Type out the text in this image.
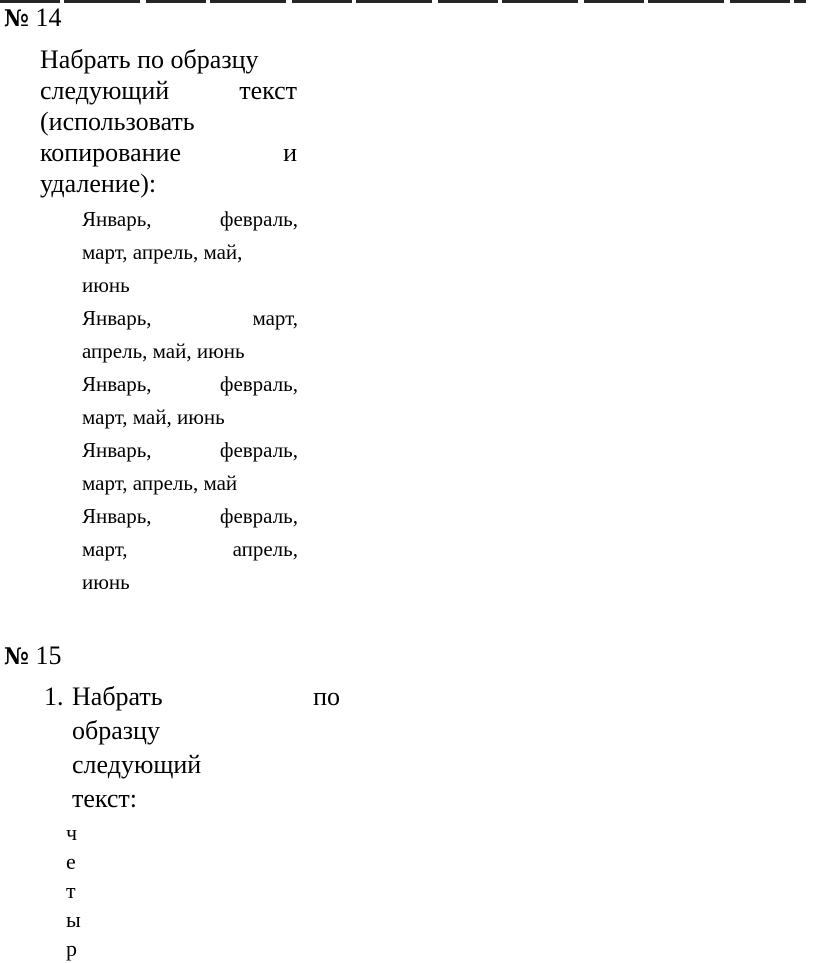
№ 14
Набрать по образцу
следующий	текст
(использовать
копирование	и
удаление):
Январь,	февраль,
март, апрель, май,
июнь
Январь,	март,
апрель, май, июнь
Январь,	февраль,
март, май, июнь
Январь,	февраль,
март, апрель, май
Январь,	февраль,
март,	апрель,
июнь
№ 15
1. Набрать	по
образцу
следующий
текст:
ч
е
т
ы
р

****

Quote the records in their entirety, keeping the wording exact and excluding pictures.

Type out the text in this image.
№ 14
Набрать по образцу
следующий	текст
(использовать
копирование	и
удаление):
Январь,	февраль,
март, апрель, май,
июнь
Январь,	март,
апрель, май, июнь
Январь,	февраль,
март, май, июнь
Январь,	февраль,
март, апрель, май
Январь,	февраль,
март,	апрель,
июнь
№ 15
1. Набрать	по
образцу
следующий
текст:
ч
е
т
ы
р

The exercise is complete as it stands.